■ PAGE EXCERPT ■
I went back upstairs to write a response to Harder when I was intercepted by our publisher, Arthur Sulzberger. He wanted me to brief him and his son, A. G., then the deputy publisher, about the Harder letter. We huddled in the Churchill Room, a meeting room on the sixteenth floor that housed Winston Churchill memorabilia, including a painting that Churchill had given to The Times. I assured them that we had the story cold and I would do my best to fend off the Weinstein legal team.
I quickly typed up a letter to Harder, telling him we were giving Weinstein the 48 hours he had asked for, nothing more. Being of the fight-fire-with-fire school, I also included a demand that Harvey and his various functionaries make sure that they preserved their documents, especially their texts and emails. I knew what some of those communications would show: that people in Weinstein’s camp had not toed the company line in talking to our reporters. My document demand was barely two paragraphs long—a shadow of what Harder had cranked out and sent to us, but enough to make my point. A short time later, my letter, bizarrely, became the subject of a story in the Los Angeles Times. Harder had forwarded the letter to Harvey and his associates at The Weinstein Company (with a note suggesting that they be careful with their emailing) but mistakenly added to the address list an LAT reporter.

■ PROVIDED INFORMATION ■

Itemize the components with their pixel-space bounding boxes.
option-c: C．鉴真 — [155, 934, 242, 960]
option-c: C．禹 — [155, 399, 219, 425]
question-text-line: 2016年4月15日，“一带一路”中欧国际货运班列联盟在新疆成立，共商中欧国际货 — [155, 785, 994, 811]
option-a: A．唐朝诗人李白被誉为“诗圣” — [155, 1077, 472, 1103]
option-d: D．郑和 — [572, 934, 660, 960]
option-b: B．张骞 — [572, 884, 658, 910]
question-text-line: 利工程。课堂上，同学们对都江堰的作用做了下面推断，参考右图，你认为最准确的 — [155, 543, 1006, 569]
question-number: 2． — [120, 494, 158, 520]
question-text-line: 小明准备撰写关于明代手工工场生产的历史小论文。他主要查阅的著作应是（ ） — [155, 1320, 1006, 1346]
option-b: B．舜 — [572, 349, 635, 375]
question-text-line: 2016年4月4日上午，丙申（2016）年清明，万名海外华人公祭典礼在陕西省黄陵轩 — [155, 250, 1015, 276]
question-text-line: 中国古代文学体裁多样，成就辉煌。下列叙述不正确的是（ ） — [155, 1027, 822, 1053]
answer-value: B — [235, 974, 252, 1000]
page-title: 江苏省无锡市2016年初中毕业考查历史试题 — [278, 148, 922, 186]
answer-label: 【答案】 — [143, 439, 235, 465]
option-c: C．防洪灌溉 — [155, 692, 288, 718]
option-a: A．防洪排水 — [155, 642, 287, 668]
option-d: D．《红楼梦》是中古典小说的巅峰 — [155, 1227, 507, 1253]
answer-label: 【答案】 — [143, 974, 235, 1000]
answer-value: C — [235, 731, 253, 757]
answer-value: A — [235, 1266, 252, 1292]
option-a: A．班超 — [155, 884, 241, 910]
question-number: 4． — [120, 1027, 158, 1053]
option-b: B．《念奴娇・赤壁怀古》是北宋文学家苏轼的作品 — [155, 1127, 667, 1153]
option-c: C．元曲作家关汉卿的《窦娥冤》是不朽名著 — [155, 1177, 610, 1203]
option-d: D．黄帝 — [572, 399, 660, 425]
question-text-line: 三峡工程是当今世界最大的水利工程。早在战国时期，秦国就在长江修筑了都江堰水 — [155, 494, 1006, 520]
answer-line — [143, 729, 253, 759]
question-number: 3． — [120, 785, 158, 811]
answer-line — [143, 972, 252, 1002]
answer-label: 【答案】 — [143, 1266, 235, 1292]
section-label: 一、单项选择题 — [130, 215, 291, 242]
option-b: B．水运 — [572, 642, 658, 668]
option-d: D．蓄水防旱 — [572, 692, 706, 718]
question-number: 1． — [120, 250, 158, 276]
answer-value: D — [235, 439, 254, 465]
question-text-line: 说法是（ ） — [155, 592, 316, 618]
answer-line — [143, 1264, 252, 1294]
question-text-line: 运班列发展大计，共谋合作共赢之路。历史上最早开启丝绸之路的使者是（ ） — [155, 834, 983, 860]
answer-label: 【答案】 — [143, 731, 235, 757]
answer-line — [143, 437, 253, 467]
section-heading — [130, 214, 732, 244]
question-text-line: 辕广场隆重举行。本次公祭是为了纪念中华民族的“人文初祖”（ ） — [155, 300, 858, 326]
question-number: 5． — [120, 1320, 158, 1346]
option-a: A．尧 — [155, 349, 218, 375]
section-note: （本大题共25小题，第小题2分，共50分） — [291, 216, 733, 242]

■ TASK TO CARRY OUT ■
According to the excerpt about the Harder letter, on which floor was the Churchill Room? The rows are separate material and are unrelated to the excerpt about the Harder letter.

■ WRITTEN RESPONSE ■
The sixteenth floor.